▶ _What is required_: Images do not belong in the copy. Retype all the entries below exactly.

▶ _Records supplied_:

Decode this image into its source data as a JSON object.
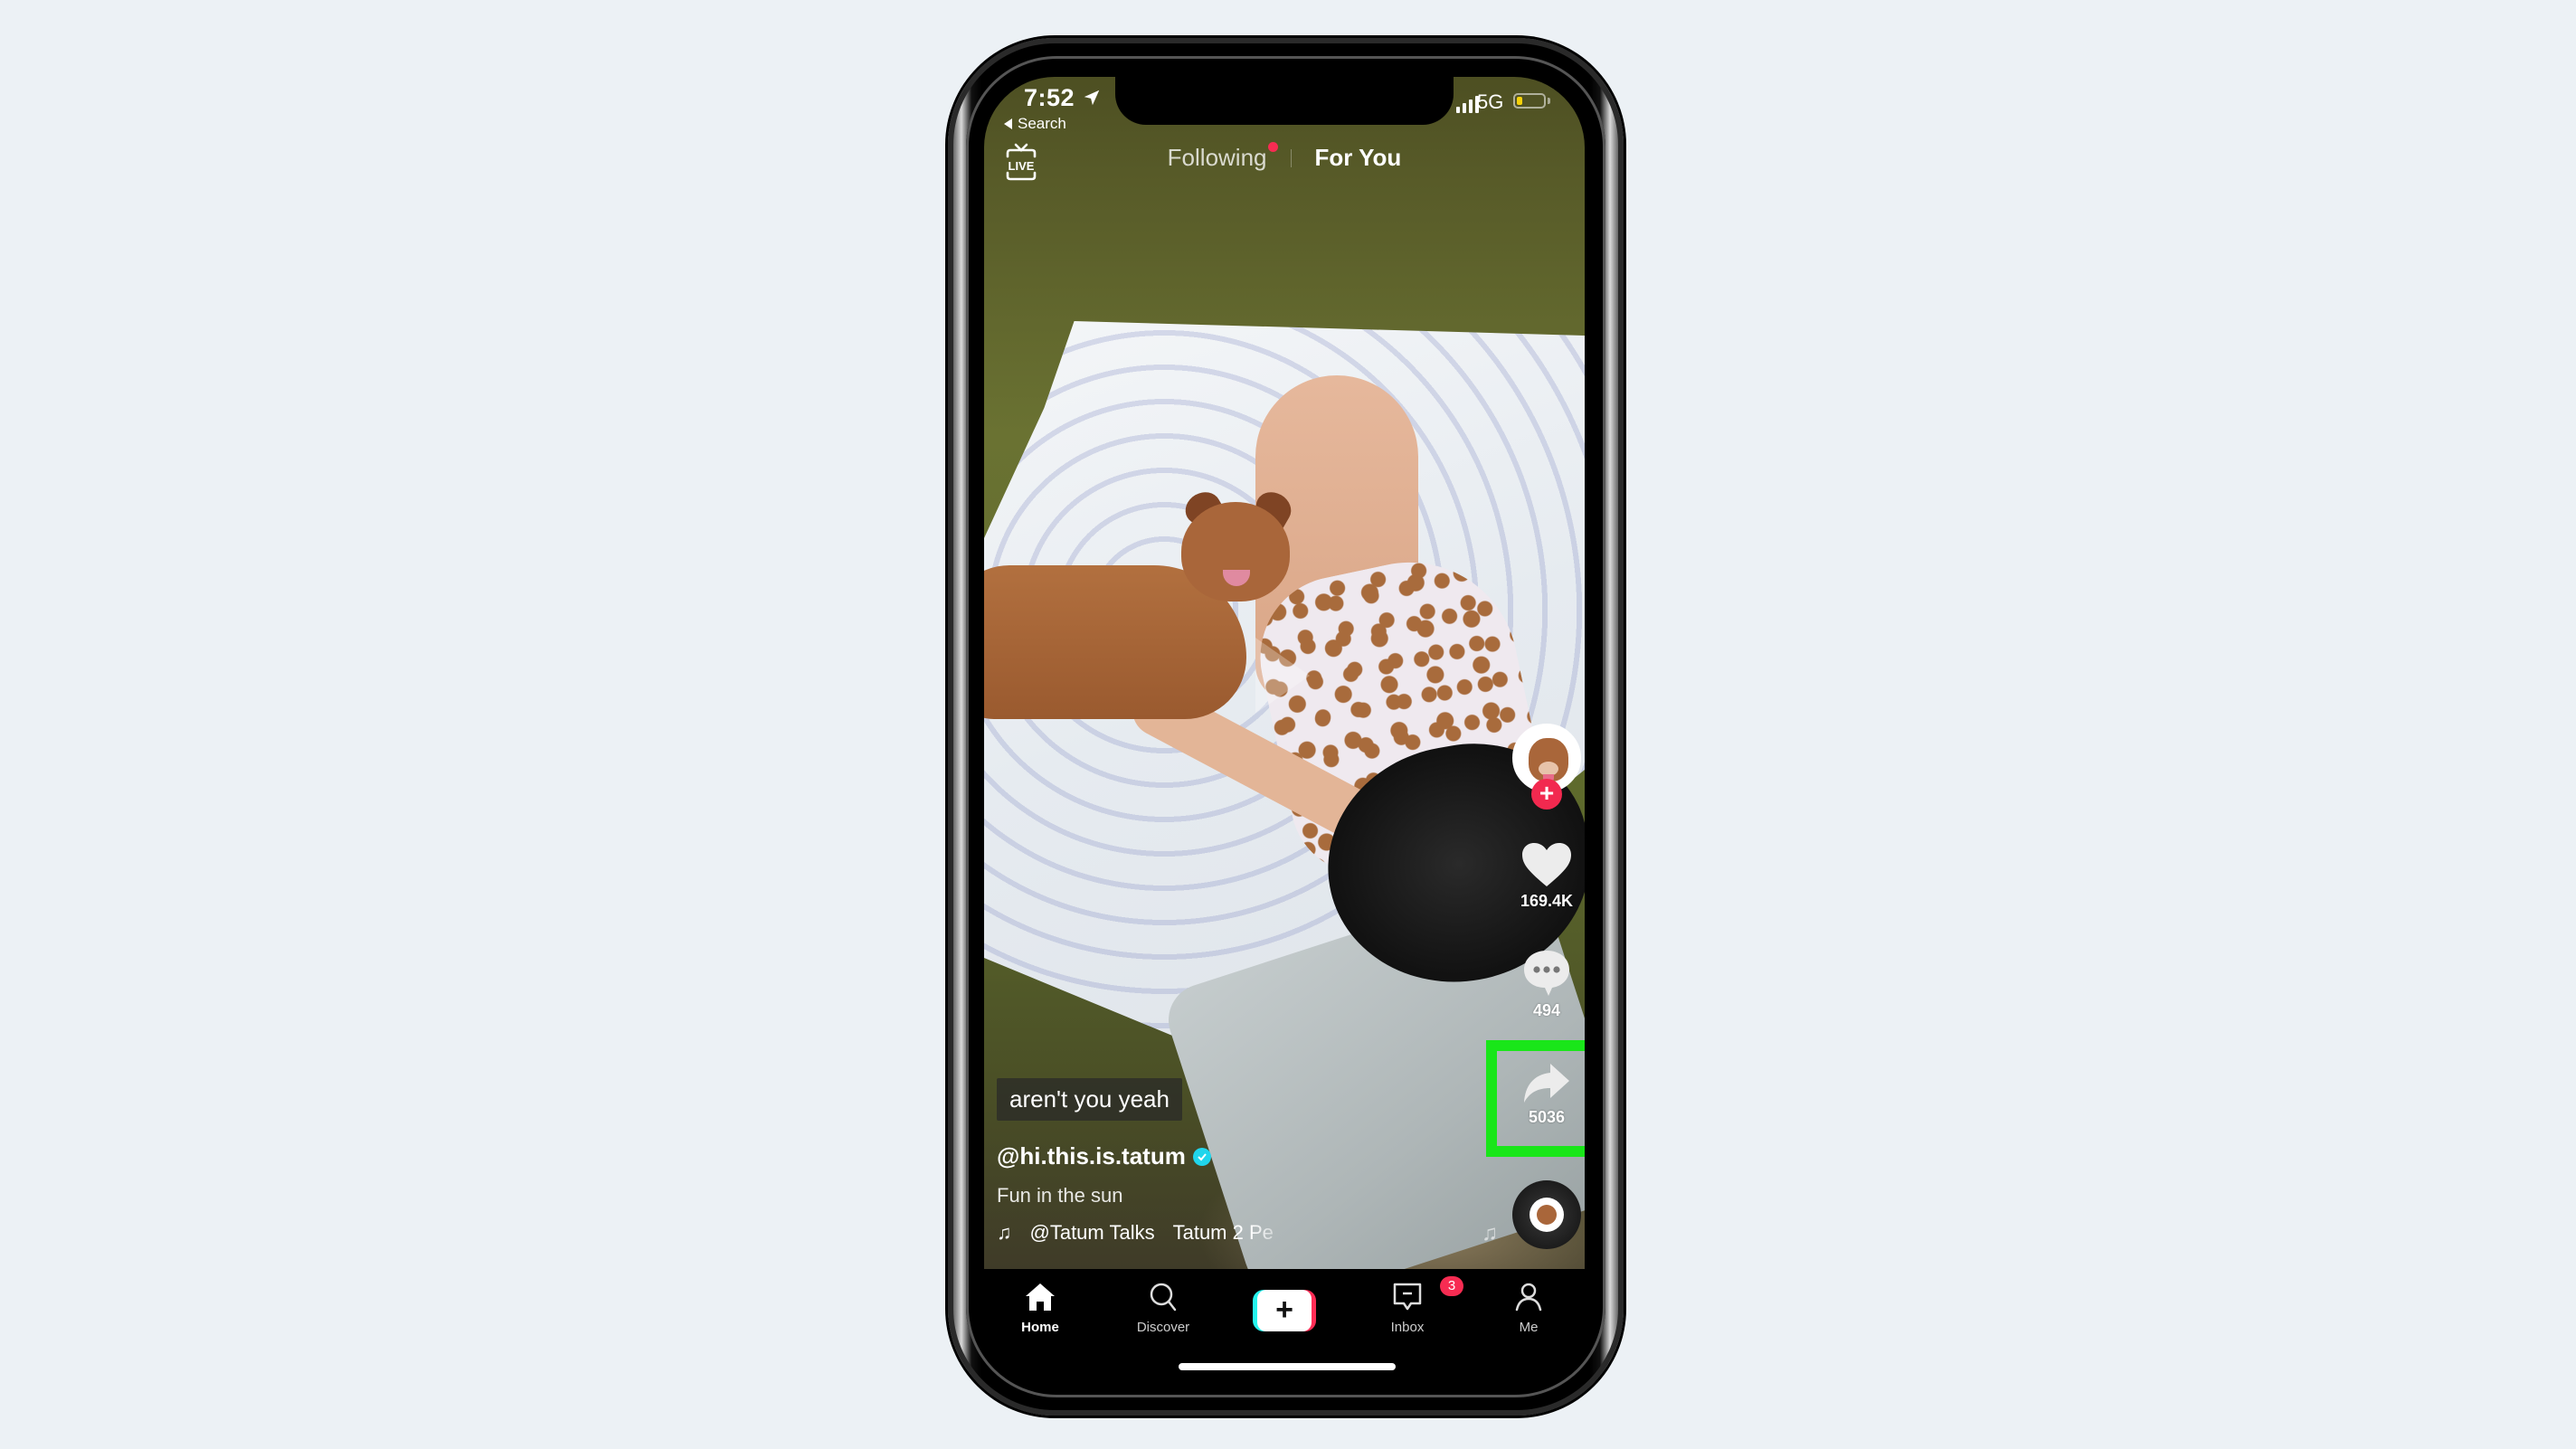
{
  "status_bar": {
    "time": "7:52",
    "back_label": "Search",
    "network": "5G",
    "battery_level_fraction": 0.2,
    "battery_color": "#f5d10a"
  },
  "top_tabs": {
    "live_label": "LIVE",
    "following": "Following",
    "for_you": "For You",
    "active": "For You",
    "following_dot_color": "#f72c52"
  },
  "video": {
    "sticker_text": "aren't you yeah",
    "username": "@hi.this.is.tatum",
    "verified": true,
    "description": "Fun in the sun",
    "music_artist": "@Tatum Talks",
    "music_title": "Tatum 2 Pe"
  },
  "actions": {
    "likes": "169.4K",
    "comments": "494",
    "shares": "5036",
    "follow_symbol": "+"
  },
  "highlight": {
    "target": "share-button",
    "color": "#19e619"
  },
  "bottom_nav": {
    "items": [
      {
        "label": "Home",
        "icon": "home-icon",
        "active": true
      },
      {
        "label": "Discover",
        "icon": "search-icon",
        "active": false
      },
      {
        "label": "",
        "icon": "create-plus-icon",
        "active": false
      },
      {
        "label": "Inbox",
        "icon": "inbox-icon",
        "active": false,
        "badge": "3"
      },
      {
        "label": "Me",
        "icon": "profile-icon",
        "active": false
      }
    ],
    "create_symbol": "+"
  },
  "colors": {
    "page_background": "#ecf1f5",
    "accent_red": "#fe2c55",
    "accent_cyan": "#25f4ee",
    "verified_blue": "#20d5ec"
  }
}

▶ _Task output_:
Decode this image into its source data as a JSON object.
{
  "status_bar": {
    "time": "7:52",
    "back_label": "Search",
    "network": "5G",
    "battery_level_fraction": 0.2,
    "battery_color": "#f5d10a"
  },
  "top_tabs": {
    "live_label": "LIVE",
    "following": "Following",
    "for_you": "For You",
    "active": "For You",
    "following_dot_color": "#f72c52"
  },
  "video": {
    "sticker_text": "aren't you yeah",
    "username": "@hi.this.is.tatum",
    "verified": true,
    "description": "Fun in the sun",
    "music_artist": "@Tatum Talks",
    "music_title": "Tatum 2 Pe"
  },
  "actions": {
    "likes": "169.4K",
    "comments": "494",
    "shares": "5036",
    "follow_symbol": "+"
  },
  "highlight": {
    "target": "share-button",
    "color": "#19e619"
  },
  "bottom_nav": {
    "items": [
      {
        "label": "Home",
        "icon": "home-icon",
        "active": true
      },
      {
        "label": "Discover",
        "icon": "search-icon",
        "active": false
      },
      {
        "label": "",
        "icon": "create-plus-icon",
        "active": false
      },
      {
        "label": "Inbox",
        "icon": "inbox-icon",
        "active": false,
        "badge": "3"
      },
      {
        "label": "Me",
        "icon": "profile-icon",
        "active": false
      }
    ],
    "create_symbol": "+"
  },
  "colors": {
    "page_background": "#ecf1f5",
    "accent_red": "#fe2c55",
    "accent_cyan": "#25f4ee",
    "verified_blue": "#20d5ec"
  }
}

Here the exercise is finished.